**Excerpt provided**:
[Begin]
Song of the Day: ‘Settle Down’ by Kimbra
I have been meaning to share my thoughts on Haruki Murakami’s Kafka on the Shore for quite some time now. But having read the book a few years ago, I did not want to write a review based on loosely remembered memories and thoughts on it. So, I duly read the novel once again and so much for the better too. I may have just understood it better now than I did then.
Anyhow, the path taken by Kafka on the Shore is obscured by weeds, and at times one might be well tempted to give up on this unsatisfactory route but Murakami’s undoubted story-telling ability and his cast of quirky, unlikely characters manage to hold his readers’ attention even through the weediest patches though they may be many and rank.
The Kafka of the title is not Franz Kafka that long-dead German author, nor despite weighty hints in that direction, does he bear any convincing relation to that writer. He is, rather, Kafka Tamura, our teenage protagonist who has run away from home to escape the maligning influence of his father who has laid an oedipal curse upon him: he will kill his father and sleep with his mother, and, for good measure, his sister too. Abandoned young by his mother, who left home with his older sister, Kafka’s journey becomes, in part, a quest to find the rest of his family, and it seems to fulfil his father’s curse: whenever he meets a woman of an age to be either his mother or his sister he tries to sleep with her.
[End]
**Directive 1**:
In the Kafka on the Shore review, repeat word for word the passage that opens with the words containing "The Kafka of" and closes with "sleep with her.".
**Directive 2**:
Render this sentence from the Kafka on the Shore review in Spanish: "I have been meaning to share my thoughts on Haruki Murakami’s Kafka on the Shore for quite some time now."
**Directive 3**:
Decide whether each statement agrees with the Kafka on the Shore review. Answer yes or no, and quote the words of the review that settle it.
(a) The reviewer read the novel a second time before writing the review.
(b) The Kafka of the title is Franz Kafka.
(c) Kafka's mother left home with his older sister.
The lines that follow were drawn from a separate source and are unrelated to the review.

**Supplied data**:
[Begin]
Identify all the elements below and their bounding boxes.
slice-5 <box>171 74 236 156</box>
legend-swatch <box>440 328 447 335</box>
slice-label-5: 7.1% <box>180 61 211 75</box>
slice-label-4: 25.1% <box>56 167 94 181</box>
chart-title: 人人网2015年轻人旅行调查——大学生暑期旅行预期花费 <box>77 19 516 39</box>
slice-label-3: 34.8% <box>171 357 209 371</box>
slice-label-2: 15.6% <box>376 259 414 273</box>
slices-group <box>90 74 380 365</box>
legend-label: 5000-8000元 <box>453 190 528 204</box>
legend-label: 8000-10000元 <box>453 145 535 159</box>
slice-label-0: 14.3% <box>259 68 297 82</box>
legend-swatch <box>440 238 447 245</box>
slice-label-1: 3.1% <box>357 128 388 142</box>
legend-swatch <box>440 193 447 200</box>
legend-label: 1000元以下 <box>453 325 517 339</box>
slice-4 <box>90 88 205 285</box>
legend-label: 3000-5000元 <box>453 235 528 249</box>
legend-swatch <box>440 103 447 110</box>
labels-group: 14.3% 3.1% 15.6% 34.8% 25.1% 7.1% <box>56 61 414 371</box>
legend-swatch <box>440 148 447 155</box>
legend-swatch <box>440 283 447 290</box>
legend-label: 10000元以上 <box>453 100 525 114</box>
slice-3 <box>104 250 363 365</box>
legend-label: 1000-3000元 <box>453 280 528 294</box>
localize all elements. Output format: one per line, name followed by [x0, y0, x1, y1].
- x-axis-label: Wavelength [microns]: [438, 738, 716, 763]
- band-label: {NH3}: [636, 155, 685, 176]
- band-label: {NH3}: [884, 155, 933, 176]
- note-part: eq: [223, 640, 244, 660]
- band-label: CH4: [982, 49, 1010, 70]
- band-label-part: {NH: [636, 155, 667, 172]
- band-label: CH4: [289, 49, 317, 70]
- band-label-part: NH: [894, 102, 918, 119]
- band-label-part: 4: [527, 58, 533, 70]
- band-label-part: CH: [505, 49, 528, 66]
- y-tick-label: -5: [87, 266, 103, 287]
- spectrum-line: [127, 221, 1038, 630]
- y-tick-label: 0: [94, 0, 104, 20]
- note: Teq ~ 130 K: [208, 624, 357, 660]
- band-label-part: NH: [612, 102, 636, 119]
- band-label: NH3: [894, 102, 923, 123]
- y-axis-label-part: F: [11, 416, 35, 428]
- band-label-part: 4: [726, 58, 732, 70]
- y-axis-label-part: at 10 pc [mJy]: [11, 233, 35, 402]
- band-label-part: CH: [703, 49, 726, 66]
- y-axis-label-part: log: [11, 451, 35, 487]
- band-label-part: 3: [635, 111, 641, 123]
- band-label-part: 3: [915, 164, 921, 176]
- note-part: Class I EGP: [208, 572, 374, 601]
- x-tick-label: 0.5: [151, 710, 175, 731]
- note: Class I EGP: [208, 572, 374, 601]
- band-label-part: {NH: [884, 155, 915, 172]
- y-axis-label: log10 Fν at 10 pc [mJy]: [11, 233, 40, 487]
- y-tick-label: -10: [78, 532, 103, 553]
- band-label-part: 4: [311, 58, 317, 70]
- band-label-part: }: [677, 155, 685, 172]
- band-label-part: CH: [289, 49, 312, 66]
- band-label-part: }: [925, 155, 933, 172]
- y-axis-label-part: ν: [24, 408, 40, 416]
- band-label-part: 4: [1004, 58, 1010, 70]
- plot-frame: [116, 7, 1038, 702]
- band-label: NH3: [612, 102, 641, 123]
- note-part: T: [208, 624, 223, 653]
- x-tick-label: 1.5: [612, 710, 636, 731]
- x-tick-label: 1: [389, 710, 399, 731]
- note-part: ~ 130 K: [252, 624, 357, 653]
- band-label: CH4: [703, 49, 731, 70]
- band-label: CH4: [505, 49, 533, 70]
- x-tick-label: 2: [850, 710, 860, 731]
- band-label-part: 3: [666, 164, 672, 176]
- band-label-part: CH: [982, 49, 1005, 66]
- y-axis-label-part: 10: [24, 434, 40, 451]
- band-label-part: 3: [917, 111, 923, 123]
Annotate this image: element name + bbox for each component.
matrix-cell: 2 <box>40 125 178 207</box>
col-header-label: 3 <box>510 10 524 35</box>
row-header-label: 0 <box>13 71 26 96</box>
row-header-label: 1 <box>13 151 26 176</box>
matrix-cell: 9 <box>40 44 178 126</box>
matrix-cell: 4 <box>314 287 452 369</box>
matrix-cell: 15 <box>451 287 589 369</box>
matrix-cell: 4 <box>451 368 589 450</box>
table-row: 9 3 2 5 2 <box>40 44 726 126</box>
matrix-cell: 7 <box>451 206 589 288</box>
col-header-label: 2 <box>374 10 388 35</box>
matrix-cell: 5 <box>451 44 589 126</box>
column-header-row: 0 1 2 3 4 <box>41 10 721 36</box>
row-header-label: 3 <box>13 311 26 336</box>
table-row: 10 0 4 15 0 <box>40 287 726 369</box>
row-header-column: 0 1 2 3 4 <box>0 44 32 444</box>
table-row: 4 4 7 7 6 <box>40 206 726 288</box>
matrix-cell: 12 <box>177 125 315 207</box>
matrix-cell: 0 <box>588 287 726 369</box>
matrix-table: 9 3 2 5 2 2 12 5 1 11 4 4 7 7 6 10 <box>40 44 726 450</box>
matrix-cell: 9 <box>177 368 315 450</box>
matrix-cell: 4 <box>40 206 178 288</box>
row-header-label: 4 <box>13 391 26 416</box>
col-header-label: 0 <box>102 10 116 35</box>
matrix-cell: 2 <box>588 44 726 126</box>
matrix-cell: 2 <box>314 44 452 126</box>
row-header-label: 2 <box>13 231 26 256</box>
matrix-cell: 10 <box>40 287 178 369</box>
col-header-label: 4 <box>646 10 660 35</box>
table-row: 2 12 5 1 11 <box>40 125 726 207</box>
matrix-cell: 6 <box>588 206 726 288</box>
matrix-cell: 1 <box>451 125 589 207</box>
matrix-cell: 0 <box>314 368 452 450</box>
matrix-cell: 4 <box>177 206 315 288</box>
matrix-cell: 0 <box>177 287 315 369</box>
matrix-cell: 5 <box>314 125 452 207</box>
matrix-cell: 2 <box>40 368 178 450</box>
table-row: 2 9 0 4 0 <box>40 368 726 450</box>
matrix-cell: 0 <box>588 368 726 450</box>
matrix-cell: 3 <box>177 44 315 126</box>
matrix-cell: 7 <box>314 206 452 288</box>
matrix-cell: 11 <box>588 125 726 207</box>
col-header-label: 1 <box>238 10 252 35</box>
[End]
**Full solution 1**:
The Kafka of the title is not Franz Kafka that long-dead German author, nor despite weighty hints in that direction, does he bear any convincing relation to that writer. He is, rather, Kafka Tamura, our teenage protagonist who has run away from home to escape the maligning influence of his father who has laid an oedipal curse upon him: he will kill his father and sleep with his mother, and, for good measure, his sister too. Abandoned young by his mother, who left home with his older sister, Kafka’s journey becomes, in part, a quest to find the rest of his family, and it seems to fulfil his father’s curse: whenever he meets a woman of an age to be either his mother or his sister he tries to sleep with her.

**Full solution 2**:
Hace bastante tiempo que tengo la intención de compartir mis reflexiones sobre Kafka en la orilla, de Haruki Murakami.

**Full solution 3**:
(a) Yes: "So, I duly read the novel once again"
(b) No: "The Kafka of the title is not Franz Kafka"
(c) Yes: "Abandoned young by his mother, who left home with his older sister"